Saved entries:

⟨

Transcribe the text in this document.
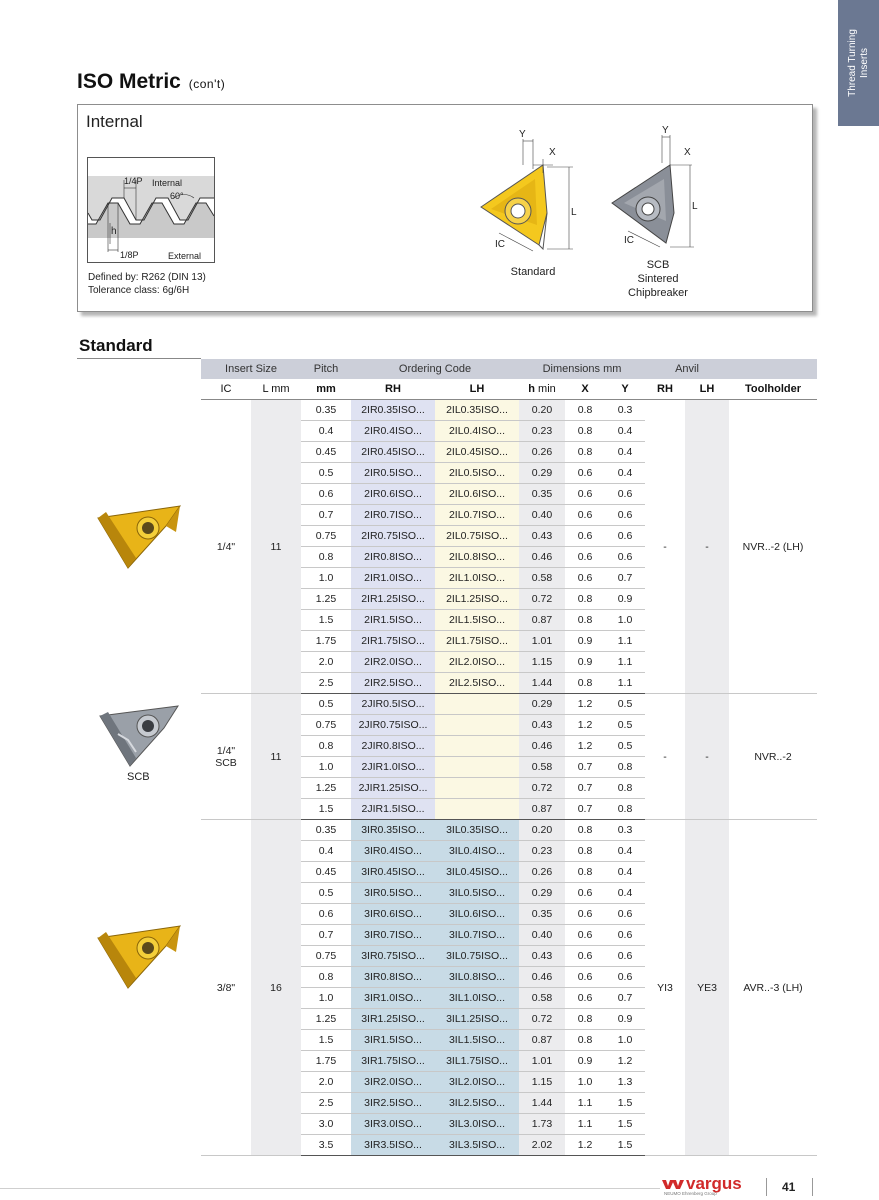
Thread Turning Inserts
ISO Metric (con't)
Internal
1/4P Internal
60°
h
1/8P	External
Defined by: R262 (DIN 13)
Tolerance class: 6g/6H
Y
X
L
IC
Standard
Y
X
L
IC
SCB
Sintered
Chipbreaker
Standard
SCB
Insert Size		Pitch	Ordering Code		Dimensions mm			Anvil		
IC	L mm	mm	RH	LH	h min	X	Y	RH	LH	Toolholder
1/4"	11	0.35	2IR0.35ISO...	2IL0.35ISO...	0.20	0.8	0.3	-	-	NVR..-2 (LH)
		0.4	2IR0.4ISO...	2IL0.4ISO...	0.23	0.8	0.4			
		0.45	2IR0.45ISO...	2IL0.45ISO...	0.26	0.8	0.4			
		0.5	2IR0.5ISO...	2IL0.5ISO...	0.29	0.6	0.4			
		0.6	2IR0.6ISO...	2IL0.6ISO...	0.35	0.6	0.6			
		0.7	2IR0.7ISO...	2IL0.7ISO...	0.40	0.6	0.6			
		0.75	2IR0.75ISO...	2IL0.75ISO...	0.43	0.6	0.6			
		0.8	2IR0.8ISO...	2IL0.8ISO...	0.46	0.6	0.6			
		1.0	2IR1.0ISO...	2IL1.0ISO...	0.58	0.6	0.7			
		1.25	2IR1.25ISO...	2IL1.25ISO...	0.72	0.8	0.9			
		1.5	2IR1.5ISO...	2IL1.5ISO...	0.87	0.8	1.0			
		1.75	2IR1.75ISO...	2IL1.75ISO...	1.01	0.9	1.1			
		2.0	2IR2.0ISO...	2IL2.0ISO...	1.15	0.9	1.1			
		2.5	2IR2.5ISO...	2IL2.5ISO...	1.44	0.8	1.1			

1/4"
SCB	11	0.5	2JIR0.5ISO...		0.29	1.2	0.5	-	-	NVR..-2
		0.75	2JIR0.75ISO...		0.43	1.2	0.5			
		0.8	2JIR0.8ISO...		0.46	1.2	0.5			
		1.0	2JIR1.0ISO...		0.58	0.7	0.8			
		1.25	2JIR1.25ISO...		0.72	0.7	0.8			
		1.5	2JIR1.5ISO...		0.87	0.7	0.8			
3/8"	16	0.35	3IR0.35ISO...	3IL0.35ISO...	0.20	0.8	0.3	YI3	YE3	AVR..-3 (LH)
		0.4	3IR0.4ISO...	3IL0.4ISO...	0.23	0.8	0.4			
		0.45	3IR0.45ISO...	3IL0.45ISO...	0.26	0.8	0.4			
		0.5	3IR0.5ISO...	3IL0.5ISO...	0.29	0.6	0.4			
		0.6	3IR0.6ISO...	3IL0.6ISO...	0.35	0.6	0.6			
		0.7	3IR0.7ISO...	3IL0.7ISO...	0.40	0.6	0.6			
		0.75	3IR0.75ISO...	3IL0.75ISO...	0.43	0.6	0.6			
		0.8	3IR0.8ISO...	3IL0.8ISO...	0.46	0.6	0.6			
		1.0	3IR1.0ISO...	3IL1.0ISO...	0.58	0.6	0.7			
		1.25	3IR1.25ISO...	3IL1.25ISO...	0.72	0.8	0.9			
		1.5	3IR1.5ISO...	3IL1.5ISO...	0.87	0.8	1.0			
		1.75	3IR1.75ISO...	3IL1.75ISO...	1.01	0.9	1.2			
		2.0	3IR2.0ISO...	3IL2.0ISO...	1.15	1.0	1.3			
		2.5	3IR2.5ISO...	3IL2.5ISO...	1.44	1.1	1.5			
		3.0	3IR3.0ISO...	3IL3.0ISO...	1.73	1.1	1.5			
		3.5	3IR3.5ISO...	3IL3.5ISO...	2.02	1.2	1.5			
vargus
NEUMO Ehrenberg Group	41
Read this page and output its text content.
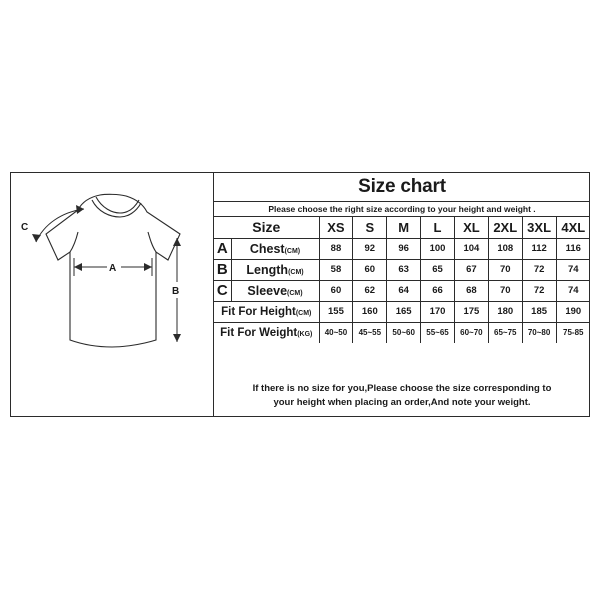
C
A
B
Size chart
Please choose the right size according to your height and weight .
Size		XS	S	M	L	XL	2XL	3XL	4XL
A	Chest(CM)	88	92	96	100	104	108	112	116
B	Length(CM)	58	60	63	65	67	70	72	74
C	Sleeve(CM)	60	62	64	66	68	70	72	74
Fit For Height(CM)		155	160	165	170	175	180	185	190
Fit For Weight(KG)		40~50	45~55	50~60	55~65	60~70	65~75	70~80	75-85
If there is no size for you,Please choose the size corresponding to
your height when placing an order,And note your weight.
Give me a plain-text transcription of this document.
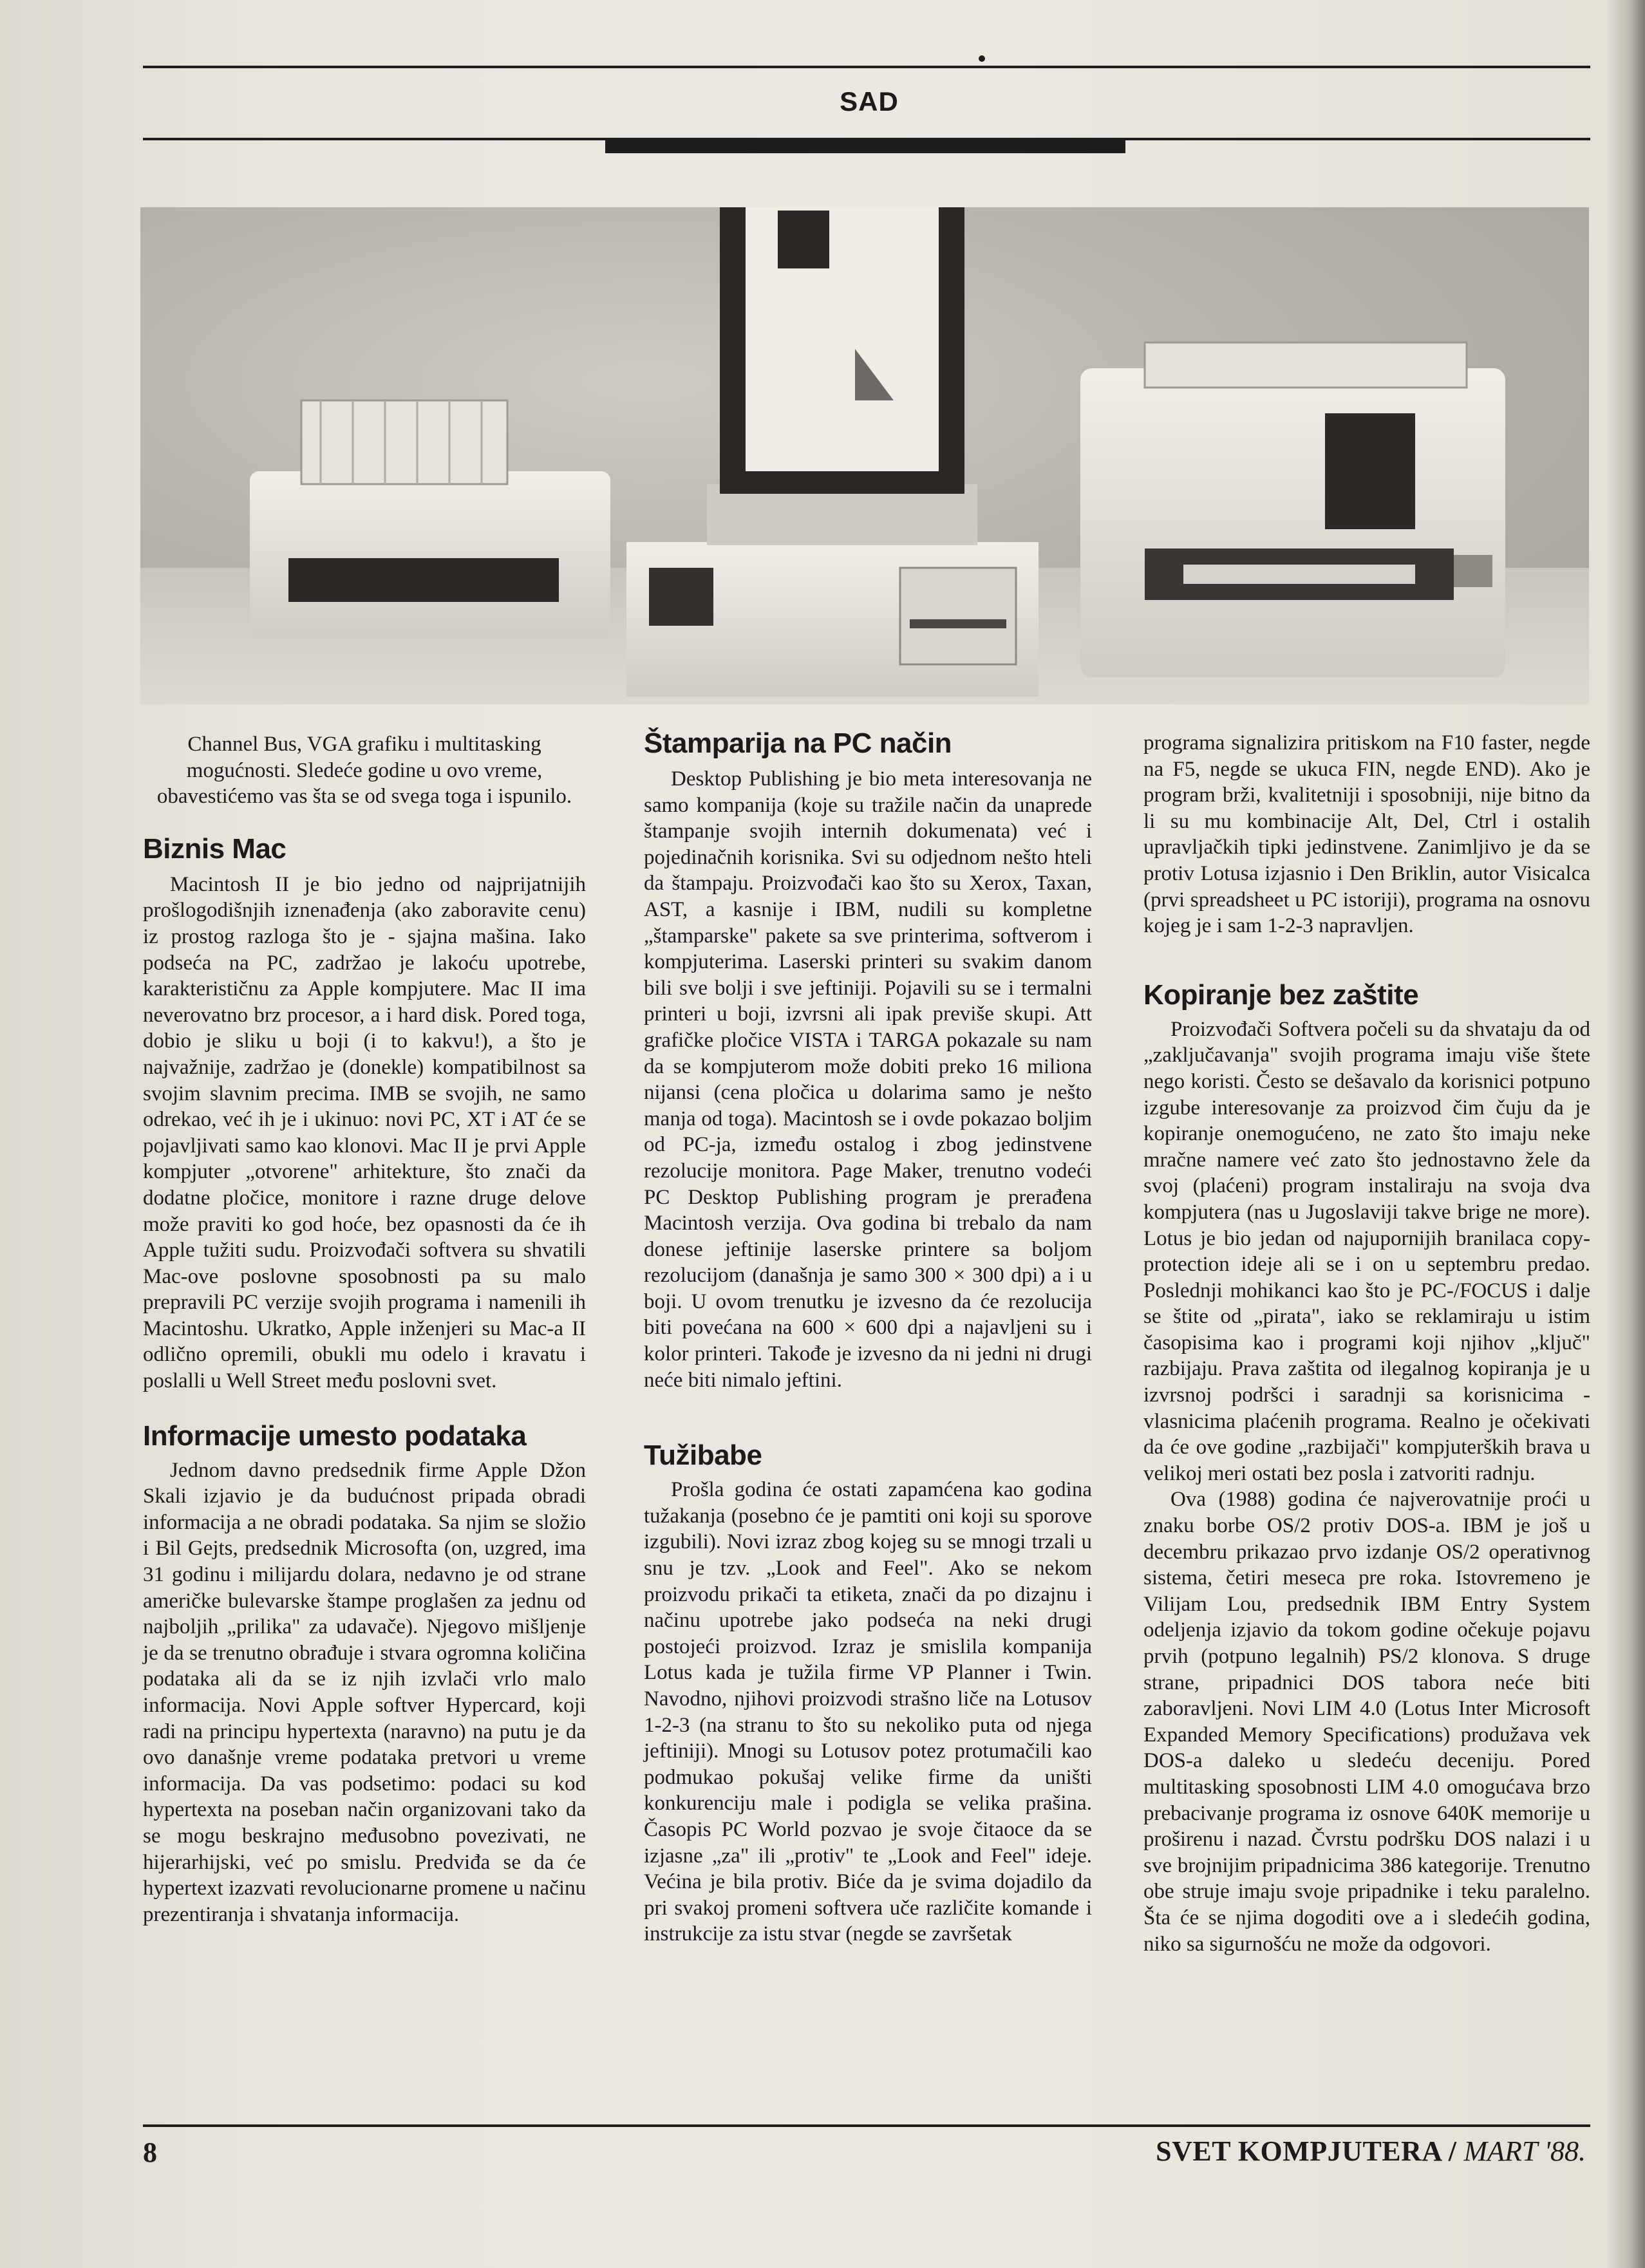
SAD

Channel Bus, VGA grafiku i multitasking mogućnosti. Sledeće godine u ovo vreme, obavestićemo vas šta se od svega toga i ispunilo.

Biznis Mac

Macintosh II je bio jedno od najprijatnijih prošlogodišnjih iznenađenja (ako zaboravite cenu) iz prostog razloga što je - sjajna mašina. Iako podseća na PC, zadržao je lakoću upotrebe, karakterističnu za Apple kompjutere. Mac II ima neverovatno brz procesor, a i hard disk. Pored toga, dobio je sliku u boji (i to kakvu!), a što je najvažnije, zadržao je (donekle) kompatibilnost sa svojim slavnim precima. IMB se svojih, ne samo odrekao, već ih je i ukinuo: novi PC, XT i AT će se pojavljivati samo kao klonovi. Mac II je prvi Apple kompjuter „otvorene" arhitekture, što znači da dodatne pločice, monitore i razne druge delove može praviti ko god hoće, bez opasnosti da će ih Apple tužiti sudu. Proizvođači softvera su shvatili Mac-ove poslovne sposobnosti pa su malo prepravili PC verzije svojih programa i namenili ih Macintoshu. Ukratko, Apple inženjeri su Mac-a II odlično opremili, obukli mu odelo i kravatu i poslalli u Well Street među poslovni svet.

Informacije umesto podataka

Jednom davno predsednik firme Apple Džon Skali izjavio je da budućnost pripada obradi informacija a ne obradi podataka. Sa njim se složio i Bil Gejts, predsednik Microsofta (on, uzgred, ima 31 godinu i milijardu dolara, nedavno je od strane američke bulevarske štampe proglašen za jednu od najboljih „prilika" za udavače). Njegovo mišljenje je da se trenutno obrađuje i stvara ogromna količina podataka ali da se iz njih izvlači vrlo malo informacija. Novi Apple softver Hypercard, koji radi na principu hypertexta (naravno) na putu je da ovo današnje vreme podataka pretvori u vreme informacija. Da vas podsetimo: podaci su kod hypertexta na poseban način organizovani tako da se mogu beskrajno međusobno povezivati, ne hijerarhijski, već po smislu. Predviđa se da će hypertext izazvati revolucionarne promene u načinu prezentiranja i shvatanja informacija.

Štamparija na PC način

Desktop Publishing je bio meta interesovanja ne samo kompanija (koje su tražile način da unaprede štampanje svojih internih dokumenata) već i pojedinačnih korisnika. Svi su odjednom nešto hteli da štampaju. Proizvođači kao što su Xerox, Taxan, AST, a kasnije i IBM, nudili su kompletne „štamparske" pakete sa sve printerima, softverom i kompjuterima. Laserski printeri su svakim danom bili sve bolji i sve jeftiniji. Pojavili su se i termalni printeri u boji, izvrsni ali ipak previše skupi. Att grafičke pločice VISTA i TARGA pokazale su nam da se kompjuterom može dobiti preko 16 miliona nijansi (cena pločica u dolarima samo je nešto manja od toga). Macintosh se i ovde pokazao boljim od PC-ja, između ostalog i zbog jedinstvene rezolucije monitora. Page Maker, trenutno vodeći PC Desktop Publishing program je prerađena Macintosh verzija. Ova godina bi trebalo da nam donese jeftinije laserske printere sa boljom rezolucijom (današnja je samo 300 × 300 dpi) a i u boji. U ovom trenutku je izvesno da će rezolucija biti povećana na 600 × 600 dpi a najavljeni su i kolor printeri. Takođe je izvesno da ni jedni ni drugi neće biti nimalo jeftini.

Tužibabe

Prošla godina će ostati zapamćena kao godina tužakanja (posebno će je pamtiti oni koji su sporove izgubili). Novi izraz zbog kojeg su se mnogi trzali u snu je tzv. „Look and Feel". Ako se nekom proizvodu prikači ta etiketa, znači da po dizajnu i načinu upotrebe jako podseća na neki drugi postojeći proizvod. Izraz je smislila kompanija Lotus kada je tužila firme VP Planner i Twin. Navodno, njihovi proizvodi strašno liče na Lotusov 1-2-3 (na stranu to što su nekoliko puta od njega jeftiniji). Mnogi su Lotusov potez protumačili kao podmukao pokušaj velike firme da uništi konkurenciju male i podigla se velika prašina. Časopis PC World pozvao je svoje čitaoce da se izjasne „za" ili „protiv" te „Look and Feel" ideje. Većina je bila protiv. Biće da je svima dojadilo da pri svakoj promeni softvera uče različite komande i instrukcije za istu stvar (negde se završetak

programa signalizira pritiskom na F10 faster, negde na F5, negde se ukuca FIN, negde END). Ako je program brži, kvalitetniji i sposobniji, nije bitno da li su mu kombinacije Alt, Del, Ctrl i ostalih upravljačkih tipki jedinstvene. Zanimljivo je da se protiv Lotusa izjasnio i Den Briklin, autor Visicalca (prvi spreadsheet u PC istoriji), programa na osnovu kojeg je i sam 1-2-3 napravljen.

Kopiranje bez zaštite

Proizvođači Softvera počeli su da shvataju da od „zaključavanja" svojih programa imaju više štete nego koristi. Često se dešavalo da korisnici potpuno izgube interesovanje za proizvod čim čuju da je kopiranje onemogućeno, ne zato što imaju neke mračne namere već zato što jednostavno žele da svoj (plaćeni) program instaliraju na svoja dva kompjutera (nas u Jugoslaviji takve brige ne more). Lotus je bio jedan od najupornijih branilaca copy-protection ideje ali se i on u septembru predao. Poslednji mohikanci kao što je PC-/FOCUS i dalje se štite od „pirata", iako se reklamiraju u istim časopisima kao i programi koji njihov „ključ" razbijaju. Prava zaštita od ilegalnog kopiranja je u izvrsnoj podršci i saradnji sa korisnicima - vlasnicima plaćenih programa. Realno je očekivati da će ove godine „razbijači" kompjuterških brava u velikoj meri ostati bez posla i zatvoriti radnju.

Ova (1988) godina će najverovatnije proći u znaku borbe OS/2 protiv DOS-a. IBM je još u decembru prikazao prvo izdanje OS/2 operativnog sistema, četiri meseca pre roka. Istovremeno je Vilijam Lou, predsednik IBM Entry System odeljenja izjavio da tokom godine očekuje pojavu prvih (potpuno legalnih) PS/2 klonova. S druge strane, pripadnici DOS tabora neće biti zaboravljeni. Novi LIM 4.0 (Lotus Inter Microsoft Expanded Memory Specifications) produžava vek DOS-a daleko u sledeću deceniju. Pored multitasking sposobnosti LIM 4.0 omogućava brzo prebacivanje programa iz osnove 640K memorije u proširenu i nazad. Čvrstu podršku DOS nalazi i u sve brojnijim pripadnicima 386 kategorije. Trenutno obe struje imaju svoje pripadnike i teku paralelno. Šta će se njima dogoditi ove a i sledećih godina, niko sa sigurnošću ne može da odgovori.

8	SVET KOMPJUTERA / MART '88.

⟩

Exercise: Collect each line above holding the string "Please".

Response below:
Please choose the right size according to your height and weight .
If there is no size for you,Please choose the size corresponding to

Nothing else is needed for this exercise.